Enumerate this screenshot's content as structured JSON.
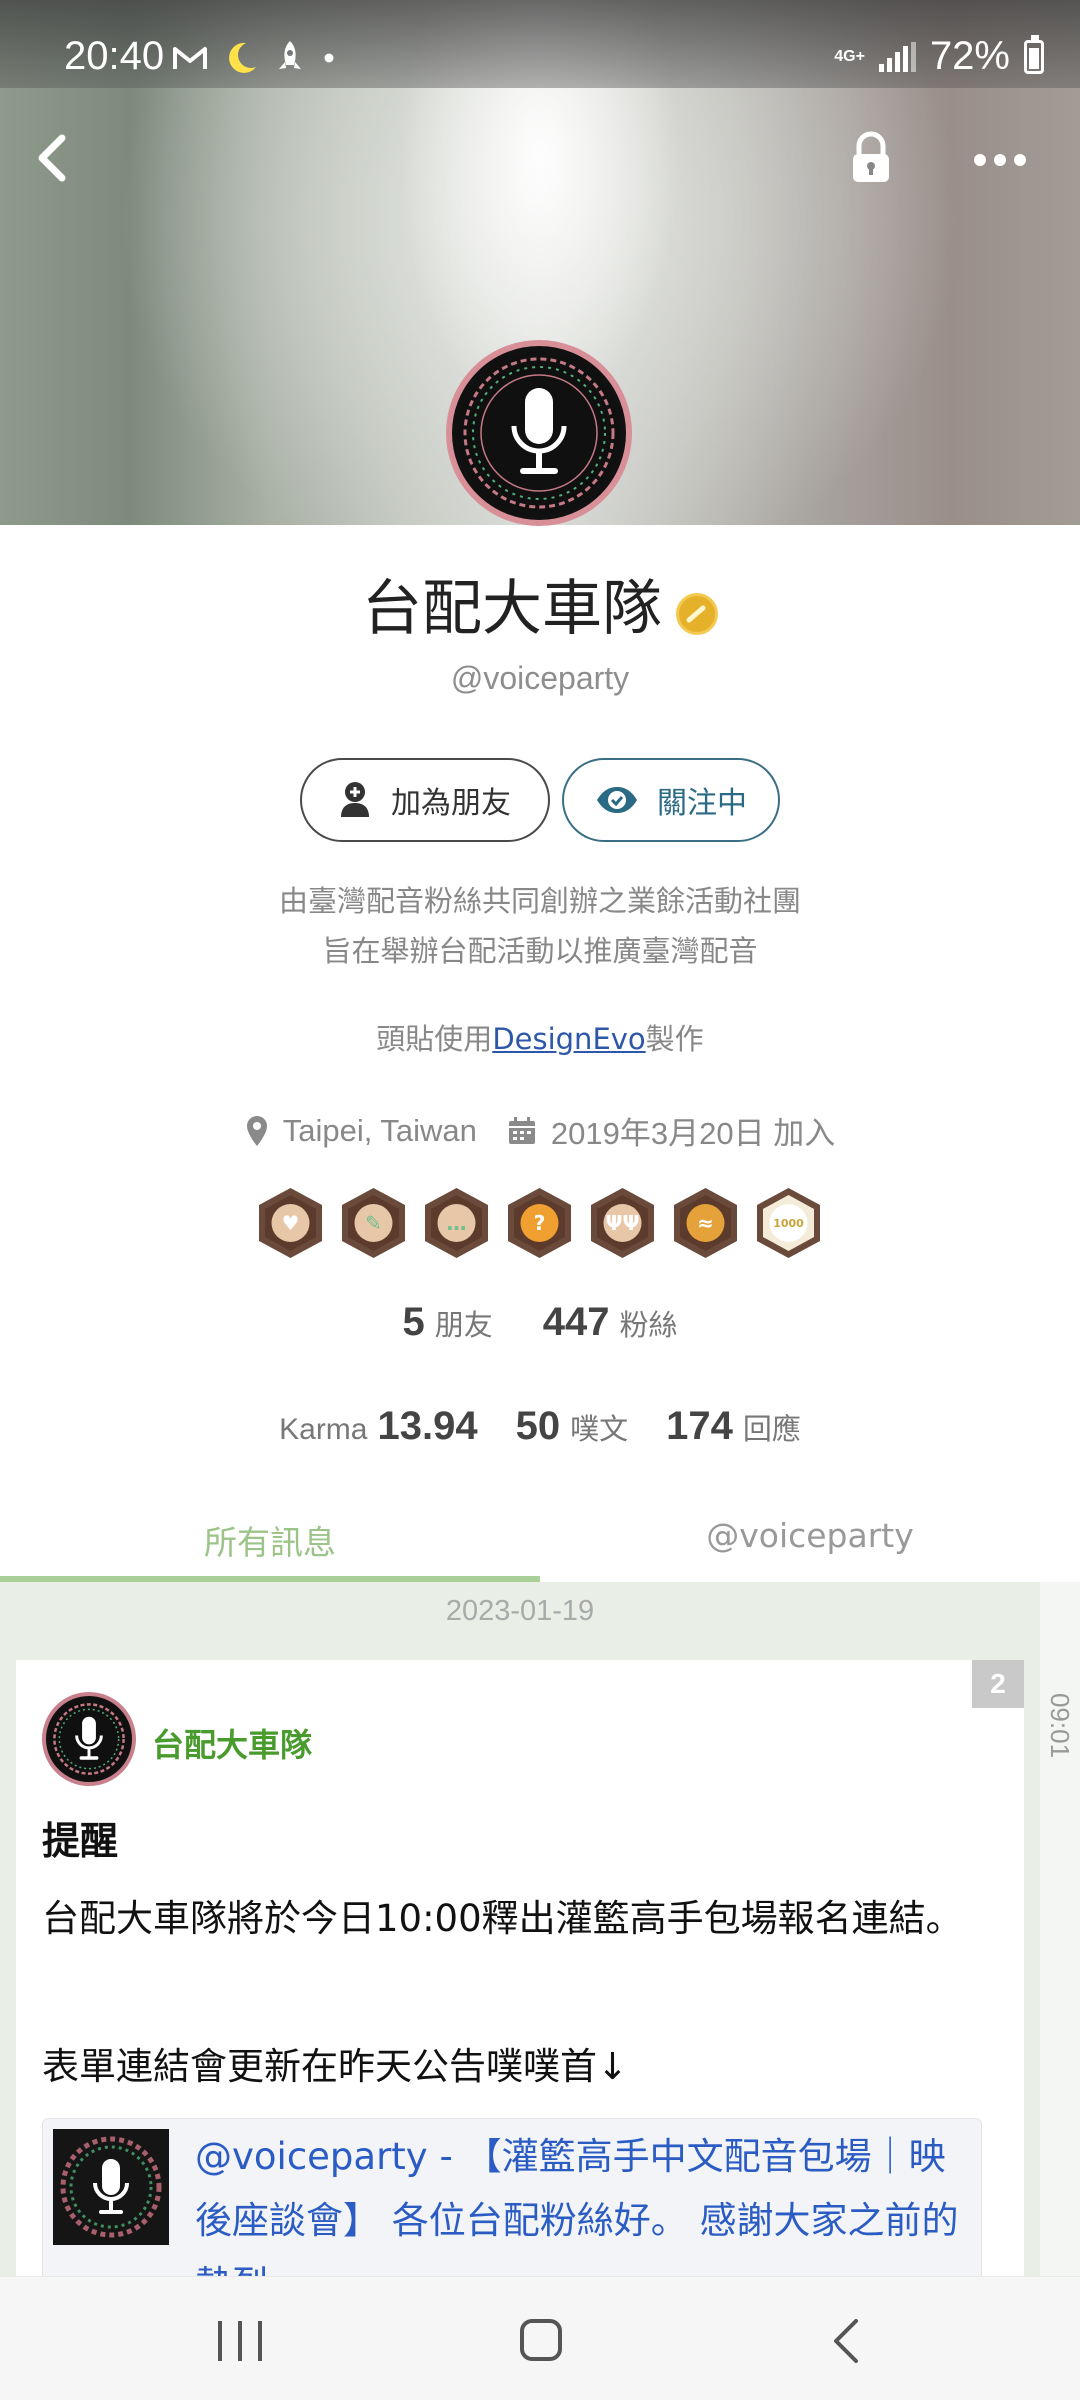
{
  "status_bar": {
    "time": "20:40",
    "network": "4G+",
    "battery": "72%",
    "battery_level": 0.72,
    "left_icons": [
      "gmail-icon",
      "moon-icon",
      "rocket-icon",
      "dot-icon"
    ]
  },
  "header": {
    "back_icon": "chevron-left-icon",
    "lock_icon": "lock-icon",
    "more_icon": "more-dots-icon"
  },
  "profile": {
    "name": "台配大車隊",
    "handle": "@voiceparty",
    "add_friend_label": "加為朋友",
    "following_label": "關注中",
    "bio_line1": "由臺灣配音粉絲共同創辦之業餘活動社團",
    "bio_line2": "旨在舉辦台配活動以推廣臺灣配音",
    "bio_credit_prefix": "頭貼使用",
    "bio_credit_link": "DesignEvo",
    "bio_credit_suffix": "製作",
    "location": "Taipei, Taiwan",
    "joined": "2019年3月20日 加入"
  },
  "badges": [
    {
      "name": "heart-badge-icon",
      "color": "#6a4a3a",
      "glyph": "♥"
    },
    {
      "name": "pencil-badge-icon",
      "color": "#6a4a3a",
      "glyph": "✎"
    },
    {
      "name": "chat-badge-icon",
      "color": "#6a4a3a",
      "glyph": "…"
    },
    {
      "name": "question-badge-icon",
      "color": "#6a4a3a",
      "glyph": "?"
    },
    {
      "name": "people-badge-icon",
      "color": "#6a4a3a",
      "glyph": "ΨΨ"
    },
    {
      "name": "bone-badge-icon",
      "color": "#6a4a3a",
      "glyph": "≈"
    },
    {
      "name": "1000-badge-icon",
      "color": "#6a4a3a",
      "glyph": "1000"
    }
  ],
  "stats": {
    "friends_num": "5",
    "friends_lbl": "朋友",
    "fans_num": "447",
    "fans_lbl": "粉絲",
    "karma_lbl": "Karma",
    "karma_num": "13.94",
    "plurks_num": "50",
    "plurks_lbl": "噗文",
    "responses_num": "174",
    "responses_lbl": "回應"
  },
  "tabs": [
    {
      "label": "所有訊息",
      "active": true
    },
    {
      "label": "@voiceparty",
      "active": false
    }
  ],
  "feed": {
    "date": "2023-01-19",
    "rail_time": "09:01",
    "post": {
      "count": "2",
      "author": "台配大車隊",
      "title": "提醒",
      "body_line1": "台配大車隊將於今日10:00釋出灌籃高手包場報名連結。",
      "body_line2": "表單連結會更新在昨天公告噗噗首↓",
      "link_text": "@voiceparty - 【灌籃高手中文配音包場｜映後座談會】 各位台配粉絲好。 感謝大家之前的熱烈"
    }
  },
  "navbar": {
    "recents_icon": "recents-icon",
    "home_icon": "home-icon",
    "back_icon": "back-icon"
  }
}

> _To be done_:
Tally the lines in this data that hold the word "name" and state only the count.

> _Completed exercise_:
8